▸ **What is being asked**:
Return the entries verbatim and drop every picture.

Stored data entries:

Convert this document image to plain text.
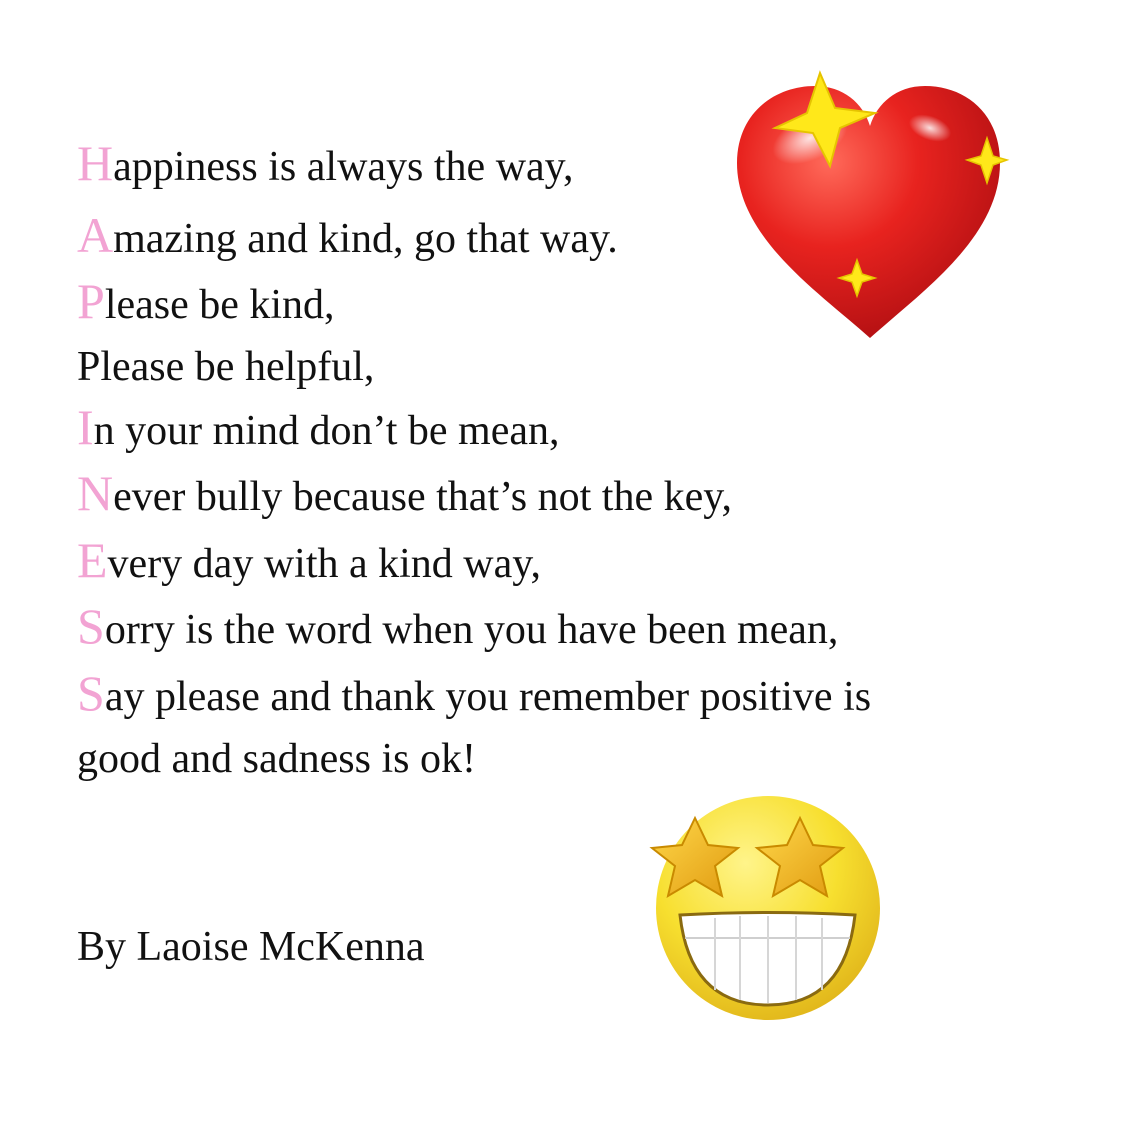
Happiness is always the way,
Amazing and kind, go that way.
Please be kind,
Please be helpful,
In your mind don’t be mean,
Never bully because that’s not the key,
Every day with a kind way,
Sorry is the word when you have been mean,
Say please and thank you remember positive is
good and sadness is ok!
By Laoise McKenna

▸ **Answer to the problem**:
Convert this document image to plain text.
Happiness is always the way,
Amazing and kind, go that way.
Please be kind,
Please be helpful,
In your mind don’t be mean,
Never bully because that’s not the key,
Every day with a kind way,
Sorry is the word when you have been mean,
Say please and thank you remember positive is
good and sadness is ok!
By Laoise McKenna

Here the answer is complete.